» **Data lines**:

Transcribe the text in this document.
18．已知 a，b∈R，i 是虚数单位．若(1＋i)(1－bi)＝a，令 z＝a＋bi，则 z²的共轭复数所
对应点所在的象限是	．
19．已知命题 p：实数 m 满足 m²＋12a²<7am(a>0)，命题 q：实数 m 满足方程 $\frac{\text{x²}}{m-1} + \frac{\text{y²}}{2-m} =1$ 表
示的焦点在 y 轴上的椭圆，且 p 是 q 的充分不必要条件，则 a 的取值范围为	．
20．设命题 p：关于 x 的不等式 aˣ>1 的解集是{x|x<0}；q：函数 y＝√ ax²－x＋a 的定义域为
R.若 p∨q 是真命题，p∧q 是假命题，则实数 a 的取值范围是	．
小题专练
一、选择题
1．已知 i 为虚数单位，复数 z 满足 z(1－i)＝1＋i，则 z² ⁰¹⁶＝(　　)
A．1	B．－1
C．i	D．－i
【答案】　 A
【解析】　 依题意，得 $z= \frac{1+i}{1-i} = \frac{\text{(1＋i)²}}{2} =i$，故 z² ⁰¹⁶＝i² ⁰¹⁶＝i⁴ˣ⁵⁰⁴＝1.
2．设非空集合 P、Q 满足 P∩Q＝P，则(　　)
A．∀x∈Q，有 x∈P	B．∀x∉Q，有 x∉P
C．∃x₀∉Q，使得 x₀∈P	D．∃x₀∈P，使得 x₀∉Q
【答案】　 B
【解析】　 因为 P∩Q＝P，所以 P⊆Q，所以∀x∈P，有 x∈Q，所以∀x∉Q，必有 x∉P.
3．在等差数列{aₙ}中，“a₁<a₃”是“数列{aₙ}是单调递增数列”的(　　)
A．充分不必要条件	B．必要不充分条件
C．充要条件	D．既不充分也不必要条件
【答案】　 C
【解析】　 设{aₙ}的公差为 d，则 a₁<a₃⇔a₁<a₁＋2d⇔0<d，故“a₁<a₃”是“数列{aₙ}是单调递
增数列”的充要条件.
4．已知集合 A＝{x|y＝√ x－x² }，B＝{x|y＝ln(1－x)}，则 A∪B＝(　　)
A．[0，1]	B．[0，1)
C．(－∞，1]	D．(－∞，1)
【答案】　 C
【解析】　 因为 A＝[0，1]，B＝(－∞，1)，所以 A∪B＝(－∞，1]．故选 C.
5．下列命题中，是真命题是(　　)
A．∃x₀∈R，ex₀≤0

» **What is needed**:
Write out the data exactly as it stands.

» **Final answer**:
Transcribe the text in this document.
18．已知 a，b∈R，i 是虚数单位．若(1＋i)(1－bi)＝a，令 z＝a＋bi，则 z²的共轭复数所
对应点所在的象限是	．
19．已知命题 p：实数 m 满足 m²＋12a²<7am(a>0)，命题 q：实数 m 满足方程 $\frac{\text{x²}}{m-1} + \frac{\text{y²}}{2-m} =1$ 表
示的焦点在 y 轴上的椭圆，且 p 是 q 的充分不必要条件，则 a 的取值范围为	．
20．设命题 p：关于 x 的不等式 aˣ>1 的解集是{x|x<0}；q：函数 y＝√ ax²－x＋a 的定义域为
R.若 p∨q 是真命题，p∧q 是假命题，则实数 a 的取值范围是	．
小题专练
一、选择题
1．已知 i 为虚数单位，复数 z 满足 z(1－i)＝1＋i，则 z² ⁰¹⁶＝(　　)
A．1	B．－1
C．i	D．－i
【答案】　 A
【解析】　 依题意，得 $z= \frac{1+i}{1-i} = \frac{\text{(1＋i)²}}{2} =i$，故 z² ⁰¹⁶＝i² ⁰¹⁶＝i⁴ˣ⁵⁰⁴＝1.
2．设非空集合 P、Q 满足 P∩Q＝P，则(　　)
A．∀x∈Q，有 x∈P	B．∀x∉Q，有 x∉P
C．∃x₀∉Q，使得 x₀∈P	D．∃x₀∈P，使得 x₀∉Q
【答案】　 B
【解析】　 因为 P∩Q＝P，所以 P⊆Q，所以∀x∈P，有 x∈Q，所以∀x∉Q，必有 x∉P.
3．在等差数列{aₙ}中，“a₁<a₃”是“数列{aₙ}是单调递增数列”的(　　)
A．充分不必要条件	B．必要不充分条件
C．充要条件	D．既不充分也不必要条件
【答案】　 C
【解析】　 设{aₙ}的公差为 d，则 a₁<a₃⇔a₁<a₁＋2d⇔0<d，故“a₁<a₃”是“数列{aₙ}是单调递
增数列”的充要条件.
4．已知集合 A＝{x|y＝√ x－x² }，B＝{x|y＝ln(1－x)}，则 A∪B＝(　　)
A．[0，1]	B．[0，1)
C．(－∞，1]	D．(－∞，1)
【答案】　 C
【解析】　 因为 A＝[0，1]，B＝(－∞，1)，所以 A∪B＝(－∞，1]．故选 C.
5．下列命题中，是真命题是(　　)
A．∃x₀∈R，ex₀≤0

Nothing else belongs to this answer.